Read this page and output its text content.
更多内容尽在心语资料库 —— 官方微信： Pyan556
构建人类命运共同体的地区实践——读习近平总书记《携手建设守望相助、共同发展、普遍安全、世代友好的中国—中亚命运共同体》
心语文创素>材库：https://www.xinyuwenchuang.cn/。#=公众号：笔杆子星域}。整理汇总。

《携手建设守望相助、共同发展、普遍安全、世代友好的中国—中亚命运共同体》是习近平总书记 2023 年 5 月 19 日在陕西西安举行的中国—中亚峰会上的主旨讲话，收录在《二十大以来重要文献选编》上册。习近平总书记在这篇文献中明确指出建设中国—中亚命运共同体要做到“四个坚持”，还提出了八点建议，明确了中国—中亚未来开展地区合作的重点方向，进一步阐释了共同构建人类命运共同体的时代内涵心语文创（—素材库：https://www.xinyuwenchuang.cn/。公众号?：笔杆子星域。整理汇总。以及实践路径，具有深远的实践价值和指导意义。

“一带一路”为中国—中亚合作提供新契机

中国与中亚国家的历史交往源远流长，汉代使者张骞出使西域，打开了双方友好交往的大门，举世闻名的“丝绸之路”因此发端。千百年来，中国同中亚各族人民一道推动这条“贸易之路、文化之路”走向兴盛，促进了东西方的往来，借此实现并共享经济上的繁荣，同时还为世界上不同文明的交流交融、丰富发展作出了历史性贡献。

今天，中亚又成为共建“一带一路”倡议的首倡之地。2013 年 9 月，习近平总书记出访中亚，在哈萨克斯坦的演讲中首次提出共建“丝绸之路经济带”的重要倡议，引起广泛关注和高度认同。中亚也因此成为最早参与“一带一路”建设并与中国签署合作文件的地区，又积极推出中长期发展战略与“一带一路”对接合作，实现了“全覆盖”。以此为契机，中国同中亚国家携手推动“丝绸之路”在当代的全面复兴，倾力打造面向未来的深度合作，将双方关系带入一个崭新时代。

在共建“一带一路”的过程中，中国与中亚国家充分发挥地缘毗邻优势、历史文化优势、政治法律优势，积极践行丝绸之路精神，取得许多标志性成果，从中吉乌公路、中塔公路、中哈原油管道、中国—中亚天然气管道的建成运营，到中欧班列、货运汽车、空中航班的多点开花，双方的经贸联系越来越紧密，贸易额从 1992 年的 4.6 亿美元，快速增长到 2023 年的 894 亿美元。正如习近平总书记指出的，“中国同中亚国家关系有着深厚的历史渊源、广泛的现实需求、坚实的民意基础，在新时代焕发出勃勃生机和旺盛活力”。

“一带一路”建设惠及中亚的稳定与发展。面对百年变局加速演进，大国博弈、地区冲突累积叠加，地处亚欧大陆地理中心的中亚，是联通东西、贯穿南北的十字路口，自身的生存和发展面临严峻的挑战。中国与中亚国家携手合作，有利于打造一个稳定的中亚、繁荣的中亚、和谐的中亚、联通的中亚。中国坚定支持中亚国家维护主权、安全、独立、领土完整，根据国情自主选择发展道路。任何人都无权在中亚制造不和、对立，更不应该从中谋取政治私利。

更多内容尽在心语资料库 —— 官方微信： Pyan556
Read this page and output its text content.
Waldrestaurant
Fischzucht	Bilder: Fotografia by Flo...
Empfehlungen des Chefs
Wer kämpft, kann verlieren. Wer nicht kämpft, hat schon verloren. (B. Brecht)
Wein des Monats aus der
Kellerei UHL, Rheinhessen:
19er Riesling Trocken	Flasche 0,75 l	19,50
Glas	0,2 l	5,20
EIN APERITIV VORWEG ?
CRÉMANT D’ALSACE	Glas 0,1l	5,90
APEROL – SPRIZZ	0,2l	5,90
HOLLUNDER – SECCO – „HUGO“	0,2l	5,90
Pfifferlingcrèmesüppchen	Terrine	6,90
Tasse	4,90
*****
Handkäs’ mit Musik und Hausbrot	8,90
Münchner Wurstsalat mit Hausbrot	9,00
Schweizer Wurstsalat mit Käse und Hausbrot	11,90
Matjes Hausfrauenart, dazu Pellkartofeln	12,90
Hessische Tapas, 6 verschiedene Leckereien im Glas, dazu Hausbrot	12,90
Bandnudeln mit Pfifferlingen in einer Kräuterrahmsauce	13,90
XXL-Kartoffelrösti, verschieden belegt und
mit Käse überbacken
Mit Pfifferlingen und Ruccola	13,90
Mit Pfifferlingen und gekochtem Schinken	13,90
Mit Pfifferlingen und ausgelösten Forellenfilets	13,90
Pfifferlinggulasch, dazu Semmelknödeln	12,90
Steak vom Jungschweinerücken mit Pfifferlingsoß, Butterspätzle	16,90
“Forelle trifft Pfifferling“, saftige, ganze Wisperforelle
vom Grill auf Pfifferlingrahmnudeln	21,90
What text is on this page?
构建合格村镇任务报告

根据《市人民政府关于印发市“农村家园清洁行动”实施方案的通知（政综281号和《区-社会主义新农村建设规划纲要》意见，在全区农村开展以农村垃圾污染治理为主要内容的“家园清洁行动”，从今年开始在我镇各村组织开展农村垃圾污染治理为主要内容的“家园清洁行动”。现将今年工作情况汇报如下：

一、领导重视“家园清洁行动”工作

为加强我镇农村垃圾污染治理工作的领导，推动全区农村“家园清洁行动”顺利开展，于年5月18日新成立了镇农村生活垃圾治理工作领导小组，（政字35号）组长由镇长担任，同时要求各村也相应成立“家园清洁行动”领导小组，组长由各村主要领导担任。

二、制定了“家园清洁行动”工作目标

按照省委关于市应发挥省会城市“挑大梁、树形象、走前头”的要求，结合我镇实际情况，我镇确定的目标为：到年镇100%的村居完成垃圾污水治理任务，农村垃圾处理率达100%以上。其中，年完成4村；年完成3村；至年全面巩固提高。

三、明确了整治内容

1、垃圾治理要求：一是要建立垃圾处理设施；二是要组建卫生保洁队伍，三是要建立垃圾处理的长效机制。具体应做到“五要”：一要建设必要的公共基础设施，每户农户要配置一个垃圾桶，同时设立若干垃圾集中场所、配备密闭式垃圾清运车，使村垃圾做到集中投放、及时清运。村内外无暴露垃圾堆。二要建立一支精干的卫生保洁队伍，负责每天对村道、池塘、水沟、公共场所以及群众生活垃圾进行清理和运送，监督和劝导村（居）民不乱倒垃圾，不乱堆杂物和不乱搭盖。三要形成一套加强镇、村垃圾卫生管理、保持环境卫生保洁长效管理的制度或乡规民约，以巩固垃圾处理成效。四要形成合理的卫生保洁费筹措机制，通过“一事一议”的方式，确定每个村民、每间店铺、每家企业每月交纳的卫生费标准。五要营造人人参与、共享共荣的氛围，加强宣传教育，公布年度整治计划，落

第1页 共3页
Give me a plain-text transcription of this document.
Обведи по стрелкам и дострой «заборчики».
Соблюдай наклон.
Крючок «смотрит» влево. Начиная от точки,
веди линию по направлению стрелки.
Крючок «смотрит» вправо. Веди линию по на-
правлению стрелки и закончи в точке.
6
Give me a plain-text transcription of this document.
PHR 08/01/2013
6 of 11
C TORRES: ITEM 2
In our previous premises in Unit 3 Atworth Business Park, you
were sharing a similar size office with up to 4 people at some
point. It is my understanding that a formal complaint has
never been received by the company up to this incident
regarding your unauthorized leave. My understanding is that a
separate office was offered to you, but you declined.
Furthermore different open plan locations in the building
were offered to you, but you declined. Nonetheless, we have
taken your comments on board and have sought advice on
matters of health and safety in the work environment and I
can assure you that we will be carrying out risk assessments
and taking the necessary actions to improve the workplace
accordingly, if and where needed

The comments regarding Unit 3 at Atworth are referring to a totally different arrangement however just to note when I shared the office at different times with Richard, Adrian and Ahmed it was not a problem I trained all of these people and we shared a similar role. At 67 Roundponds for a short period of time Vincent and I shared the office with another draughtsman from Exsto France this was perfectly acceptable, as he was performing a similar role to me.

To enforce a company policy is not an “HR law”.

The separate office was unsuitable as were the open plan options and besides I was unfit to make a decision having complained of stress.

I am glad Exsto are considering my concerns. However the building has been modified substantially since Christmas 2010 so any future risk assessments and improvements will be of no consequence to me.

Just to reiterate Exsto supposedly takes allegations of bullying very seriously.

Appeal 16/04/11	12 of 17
------------------------------------------------------------------------
Pick out each line containing the string "家园清洁行动" and copy it.

_The output_.
根据《市人民政府关于印发市“农村家园清洁行动”实施方案的通知（政综281号和《区-社会主义新农村建设规划纲要》意见，在全区农村开展以农村垃圾污染治理为主要内容的“家园清洁行动”，从今年开始在我镇各村组织开展农村垃圾污染治理为主要内容的“家园清洁行动”。现将今年工作情况汇报如下：
一、领导重视“家园清洁行动”工作
为加强我镇农村垃圾污染治理工作的领导，推动全区农村“家园清洁行动”顺利开展，于年5月18日新成立了镇农村生活垃圾治理工作领导小组，（政字35号）组长由镇长担任，同时要求各村也相应成立“家园清洁行动”领导小组，组长由各村主要领导担任。
二、制定了“家园清洁行动”工作目标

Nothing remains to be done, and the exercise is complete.